(Extracted data entries)
+ + +

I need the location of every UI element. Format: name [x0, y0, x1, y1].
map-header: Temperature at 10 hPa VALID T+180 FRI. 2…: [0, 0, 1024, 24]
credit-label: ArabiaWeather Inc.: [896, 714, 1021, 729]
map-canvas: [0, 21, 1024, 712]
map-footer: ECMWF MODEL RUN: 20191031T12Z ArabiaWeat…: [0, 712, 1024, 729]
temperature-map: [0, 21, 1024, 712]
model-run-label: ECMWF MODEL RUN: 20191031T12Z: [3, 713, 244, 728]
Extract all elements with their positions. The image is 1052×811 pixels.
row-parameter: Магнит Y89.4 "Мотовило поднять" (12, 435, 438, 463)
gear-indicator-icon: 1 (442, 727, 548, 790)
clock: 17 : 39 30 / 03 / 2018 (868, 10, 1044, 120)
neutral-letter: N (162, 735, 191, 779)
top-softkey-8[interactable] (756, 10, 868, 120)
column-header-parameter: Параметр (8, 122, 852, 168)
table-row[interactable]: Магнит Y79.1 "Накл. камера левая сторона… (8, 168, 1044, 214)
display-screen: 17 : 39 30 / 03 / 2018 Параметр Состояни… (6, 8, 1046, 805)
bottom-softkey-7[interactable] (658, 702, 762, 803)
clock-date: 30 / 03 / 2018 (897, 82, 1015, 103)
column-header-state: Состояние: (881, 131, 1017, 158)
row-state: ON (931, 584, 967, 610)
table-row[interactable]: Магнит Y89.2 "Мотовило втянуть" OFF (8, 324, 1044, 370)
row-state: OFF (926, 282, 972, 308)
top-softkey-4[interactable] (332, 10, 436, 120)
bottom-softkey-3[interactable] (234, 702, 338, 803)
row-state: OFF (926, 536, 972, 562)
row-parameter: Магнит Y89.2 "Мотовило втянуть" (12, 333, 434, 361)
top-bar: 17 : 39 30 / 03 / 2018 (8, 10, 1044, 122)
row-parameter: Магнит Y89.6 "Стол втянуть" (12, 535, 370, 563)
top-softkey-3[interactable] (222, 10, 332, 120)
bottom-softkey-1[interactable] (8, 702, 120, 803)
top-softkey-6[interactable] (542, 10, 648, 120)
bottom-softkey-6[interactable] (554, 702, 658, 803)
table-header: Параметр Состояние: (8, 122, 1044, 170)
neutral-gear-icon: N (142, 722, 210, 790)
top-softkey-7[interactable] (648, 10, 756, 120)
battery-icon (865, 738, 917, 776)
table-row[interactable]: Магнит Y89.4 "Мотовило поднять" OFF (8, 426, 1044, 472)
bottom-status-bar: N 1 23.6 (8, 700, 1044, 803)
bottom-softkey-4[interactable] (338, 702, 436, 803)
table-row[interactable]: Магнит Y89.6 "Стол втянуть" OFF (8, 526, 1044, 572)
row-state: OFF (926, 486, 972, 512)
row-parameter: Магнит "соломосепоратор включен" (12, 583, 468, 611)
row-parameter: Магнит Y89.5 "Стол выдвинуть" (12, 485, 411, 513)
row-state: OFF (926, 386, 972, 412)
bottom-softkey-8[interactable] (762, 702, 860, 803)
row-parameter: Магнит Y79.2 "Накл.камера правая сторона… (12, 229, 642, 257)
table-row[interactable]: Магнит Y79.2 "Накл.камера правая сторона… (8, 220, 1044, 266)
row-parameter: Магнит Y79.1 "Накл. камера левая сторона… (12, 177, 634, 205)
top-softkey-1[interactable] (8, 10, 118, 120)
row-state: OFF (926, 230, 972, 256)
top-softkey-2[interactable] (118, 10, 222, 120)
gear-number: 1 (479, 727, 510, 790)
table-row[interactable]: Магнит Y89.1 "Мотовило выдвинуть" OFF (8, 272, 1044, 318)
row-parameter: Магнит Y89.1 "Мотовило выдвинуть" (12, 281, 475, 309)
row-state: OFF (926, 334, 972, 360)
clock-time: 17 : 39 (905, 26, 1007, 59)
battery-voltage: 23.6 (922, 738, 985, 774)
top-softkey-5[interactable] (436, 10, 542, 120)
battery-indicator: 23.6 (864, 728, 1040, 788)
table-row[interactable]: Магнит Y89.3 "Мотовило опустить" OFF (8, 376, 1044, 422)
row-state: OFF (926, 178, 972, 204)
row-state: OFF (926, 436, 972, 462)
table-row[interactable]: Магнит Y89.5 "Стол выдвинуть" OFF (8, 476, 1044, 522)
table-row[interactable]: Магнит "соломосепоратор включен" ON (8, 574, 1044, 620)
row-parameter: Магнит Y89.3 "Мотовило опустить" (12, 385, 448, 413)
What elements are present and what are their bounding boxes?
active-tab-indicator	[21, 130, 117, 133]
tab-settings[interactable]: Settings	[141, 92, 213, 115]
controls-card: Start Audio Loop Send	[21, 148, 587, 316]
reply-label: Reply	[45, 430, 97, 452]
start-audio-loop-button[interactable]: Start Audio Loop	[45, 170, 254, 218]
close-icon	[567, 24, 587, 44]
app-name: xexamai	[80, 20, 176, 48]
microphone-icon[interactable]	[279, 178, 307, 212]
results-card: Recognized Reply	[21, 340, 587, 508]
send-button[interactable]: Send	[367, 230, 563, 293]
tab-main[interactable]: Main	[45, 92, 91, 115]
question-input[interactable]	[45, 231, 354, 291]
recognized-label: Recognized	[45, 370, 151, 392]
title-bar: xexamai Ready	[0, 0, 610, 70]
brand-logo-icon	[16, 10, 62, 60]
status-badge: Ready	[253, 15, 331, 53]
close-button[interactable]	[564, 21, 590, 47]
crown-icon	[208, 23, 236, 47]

+ + +

== Brief ==
Please copy all of the material above line for line, changing nothing.

== Final result ==
I need the location of every UI element. Format: name [x0, y0, x1, y1].
map-header: Temperature at 10 hPa VALID T+180 FRI. 2…: [0, 0, 1024, 24]
credit-label: ArabiaWeather Inc.: [896, 714, 1021, 729]
map-canvas: [0, 21, 1024, 712]
map-footer: ECMWF MODEL RUN: 20191031T12Z ArabiaWeat…: [0, 712, 1024, 729]
temperature-map: [0, 21, 1024, 712]
model-run-label: ECMWF MODEL RUN: 20191031T12Z: [3, 713, 244, 728]
Extract all elements with their positions. The image is 1052×811 pixels.
row-parameter: Магнит Y89.4 "Мотовило поднять" (12, 435, 438, 463)
gear-indicator-icon: 1 (442, 727, 548, 790)
clock: 17 : 39 30 / 03 / 2018 (868, 10, 1044, 120)
neutral-letter: N (162, 735, 191, 779)
top-softkey-8[interactable] (756, 10, 868, 120)
column-header-parameter: Параметр (8, 122, 852, 168)
table-row[interactable]: Магнит Y79.1 "Накл. камера левая сторона… (8, 168, 1044, 214)
display-screen: 17 : 39 30 / 03 / 2018 Параметр Состояни… (6, 8, 1046, 805)
bottom-softkey-7[interactable] (658, 702, 762, 803)
clock-date: 30 / 03 / 2018 (897, 82, 1015, 103)
column-header-state: Состояние: (881, 131, 1017, 158)
row-state: ON (931, 584, 967, 610)
table-row[interactable]: Магнит Y89.2 "Мотовило втянуть" OFF (8, 324, 1044, 370)
row-state: OFF (926, 282, 972, 308)
top-softkey-4[interactable] (332, 10, 436, 120)
bottom-softkey-3[interactable] (234, 702, 338, 803)
row-state: OFF (926, 536, 972, 562)
row-parameter: Магнит Y89.2 "Мотовило втянуть" (12, 333, 434, 361)
top-bar: 17 : 39 30 / 03 / 2018 (8, 10, 1044, 122)
row-parameter: Магнит Y89.6 "Стол втянуть" (12, 535, 370, 563)
top-softkey-3[interactable] (222, 10, 332, 120)
bottom-softkey-1[interactable] (8, 702, 120, 803)
top-softkey-6[interactable] (542, 10, 648, 120)
bottom-softkey-6[interactable] (554, 702, 658, 803)
table-header: Параметр Состояние: (8, 122, 1044, 170)
neutral-gear-icon: N (142, 722, 210, 790)
top-softkey-7[interactable] (648, 10, 756, 120)
battery-icon (865, 738, 917, 776)
table-row[interactable]: Магнит Y89.4 "Мотовило поднять" OFF (8, 426, 1044, 472)
bottom-status-bar: N 1 23.6 (8, 700, 1044, 803)
bottom-softkey-4[interactable] (338, 702, 436, 803)
table-row[interactable]: Магнит Y89.6 "Стол втянуть" OFF (8, 526, 1044, 572)
row-state: OFF (926, 486, 972, 512)
row-parameter: Магнит "соломосепоратор включен" (12, 583, 468, 611)
row-parameter: Магнит Y89.5 "Стол выдвинуть" (12, 485, 411, 513)
row-state: OFF (926, 386, 972, 412)
bottom-softkey-8[interactable] (762, 702, 860, 803)
row-parameter: Магнит Y79.2 "Накл.камера правая сторона… (12, 229, 642, 257)
table-row[interactable]: Магнит Y79.2 "Накл.камера правая сторона… (8, 220, 1044, 266)
row-parameter: Магнит Y79.1 "Накл. камера левая сторона… (12, 177, 634, 205)
top-softkey-1[interactable] (8, 10, 118, 120)
row-state: OFF (926, 230, 972, 256)
top-softkey-2[interactable] (118, 10, 222, 120)
gear-number: 1 (479, 727, 510, 790)
table-row[interactable]: Магнит Y89.1 "Мотовило выдвинуть" OFF (8, 272, 1044, 318)
row-parameter: Магнит Y89.1 "Мотовило выдвинуть" (12, 281, 475, 309)
row-state: OFF (926, 334, 972, 360)
clock-time: 17 : 39 (905, 26, 1007, 59)
battery-voltage: 23.6 (922, 738, 985, 774)
top-softkey-5[interactable] (436, 10, 542, 120)
battery-indicator: 23.6 (864, 728, 1040, 788)
table-row[interactable]: Магнит Y89.3 "Мотовило опустить" OFF (8, 376, 1044, 422)
row-state: OFF (926, 178, 972, 204)
row-state: OFF (926, 436, 972, 462)
table-row[interactable]: Магнит Y89.5 "Стол выдвинуть" OFF (8, 476, 1044, 522)
table-row[interactable]: Магнит "соломосепоратор включен" ON (8, 574, 1044, 620)
row-parameter: Магнит Y89.3 "Мотовило опустить" (12, 385, 448, 413)
What elements are present and what are their bounding boxes?
active-tab-indicator	[21, 130, 117, 133]
tab-settings[interactable]: Settings	[141, 92, 213, 115]
controls-card: Start Audio Loop Send	[21, 148, 587, 316]
reply-label: Reply	[45, 430, 97, 452]
start-audio-loop-button[interactable]: Start Audio Loop	[45, 170, 254, 218]
close-icon	[567, 24, 587, 44]
app-name: xexamai	[80, 20, 176, 48]
microphone-icon[interactable]	[279, 178, 307, 212]
results-card: Recognized Reply	[21, 340, 587, 508]
send-button[interactable]: Send	[367, 230, 563, 293]
tab-main[interactable]: Main	[45, 92, 91, 115]
question-input[interactable]	[45, 231, 354, 291]
recognized-label: Recognized	[45, 370, 151, 392]
title-bar: xexamai Ready	[0, 0, 610, 70]
brand-logo-icon	[16, 10, 62, 60]
status-badge: Ready	[253, 15, 331, 53]
close-button[interactable]	[564, 21, 590, 47]
crown-icon	[208, 23, 236, 47]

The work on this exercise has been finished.